Brief →
Reproduce all the entries exactly.

** start Stored records **

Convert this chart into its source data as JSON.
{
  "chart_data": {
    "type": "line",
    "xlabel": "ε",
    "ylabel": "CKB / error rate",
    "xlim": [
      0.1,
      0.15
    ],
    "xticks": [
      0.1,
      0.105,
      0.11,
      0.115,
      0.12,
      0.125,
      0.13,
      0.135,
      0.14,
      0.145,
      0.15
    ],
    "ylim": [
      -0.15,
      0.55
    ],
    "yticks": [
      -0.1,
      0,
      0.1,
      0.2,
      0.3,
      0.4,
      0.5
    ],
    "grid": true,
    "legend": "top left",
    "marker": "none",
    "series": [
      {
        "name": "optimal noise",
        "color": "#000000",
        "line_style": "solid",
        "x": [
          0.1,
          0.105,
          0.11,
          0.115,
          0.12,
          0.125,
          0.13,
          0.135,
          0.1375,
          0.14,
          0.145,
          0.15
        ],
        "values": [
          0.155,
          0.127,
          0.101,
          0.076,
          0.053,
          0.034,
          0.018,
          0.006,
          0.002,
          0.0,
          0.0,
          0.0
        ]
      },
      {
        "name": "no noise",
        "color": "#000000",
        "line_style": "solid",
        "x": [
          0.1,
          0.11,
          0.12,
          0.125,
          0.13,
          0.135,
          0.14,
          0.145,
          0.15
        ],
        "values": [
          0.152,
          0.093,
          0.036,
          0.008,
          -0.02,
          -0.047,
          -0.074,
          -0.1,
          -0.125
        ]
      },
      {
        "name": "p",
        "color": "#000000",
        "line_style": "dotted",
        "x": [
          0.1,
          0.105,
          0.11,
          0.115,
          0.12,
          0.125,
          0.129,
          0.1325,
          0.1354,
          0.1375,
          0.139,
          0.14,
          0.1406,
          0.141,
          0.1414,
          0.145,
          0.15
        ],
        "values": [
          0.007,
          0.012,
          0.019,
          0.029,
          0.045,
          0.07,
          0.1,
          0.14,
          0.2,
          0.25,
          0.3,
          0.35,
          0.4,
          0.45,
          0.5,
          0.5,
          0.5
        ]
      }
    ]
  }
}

** end Stored records **

The solution →
Convert this chart into its source data as JSON.
{
  "chart_data": {
    "type": "line",
    "xlabel": "ε",
    "ylabel": "CKB / error rate",
    "xlim": [
      0.1,
      0.15
    ],
    "xticks": [
      0.1,
      0.105,
      0.11,
      0.115,
      0.12,
      0.125,
      0.13,
      0.135,
      0.14,
      0.145,
      0.15
    ],
    "ylim": [
      -0.15,
      0.55
    ],
    "yticks": [
      -0.1,
      0,
      0.1,
      0.2,
      0.3,
      0.4,
      0.5
    ],
    "grid": true,
    "legend": "top left",
    "marker": "none",
    "series": [
      {
        "name": "optimal noise",
        "color": "#000000",
        "line_style": "solid",
        "x": [
          0.1,
          0.105,
          0.11,
          0.115,
          0.12,
          0.125,
          0.13,
          0.135,
          0.1375,
          0.14,
          0.145,
          0.15
        ],
        "values": [
          0.155,
          0.127,
          0.101,
          0.076,
          0.053,
          0.034,
          0.018,
          0.006,
          0.002,
          0.0,
          0.0,
          0.0
        ]
      },
      {
        "name": "no noise",
        "color": "#000000",
        "line_style": "solid",
        "x": [
          0.1,
          0.11,
          0.12,
          0.125,
          0.13,
          0.135,
          0.14,
          0.145,
          0.15
        ],
        "values": [
          0.152,
          0.093,
          0.036,
          0.008,
          -0.02,
          -0.047,
          -0.074,
          -0.1,
          -0.125
        ]
      },
      {
        "name": "p",
        "color": "#000000",
        "line_style": "dotted",
        "x": [
          0.1,
          0.105,
          0.11,
          0.115,
          0.12,
          0.125,
          0.129,
          0.1325,
          0.1354,
          0.1375,
          0.139,
          0.14,
          0.1406,
          0.141,
          0.1414,
          0.145,
          0.15
        ],
        "values": [
          0.007,
          0.012,
          0.019,
          0.029,
          0.045,
          0.07,
          0.1,
          0.14,
          0.2,
          0.25,
          0.3,
          0.35,
          0.4,
          0.45,
          0.5,
          0.5,
          0.5
        ]
      }
    ]
  }
}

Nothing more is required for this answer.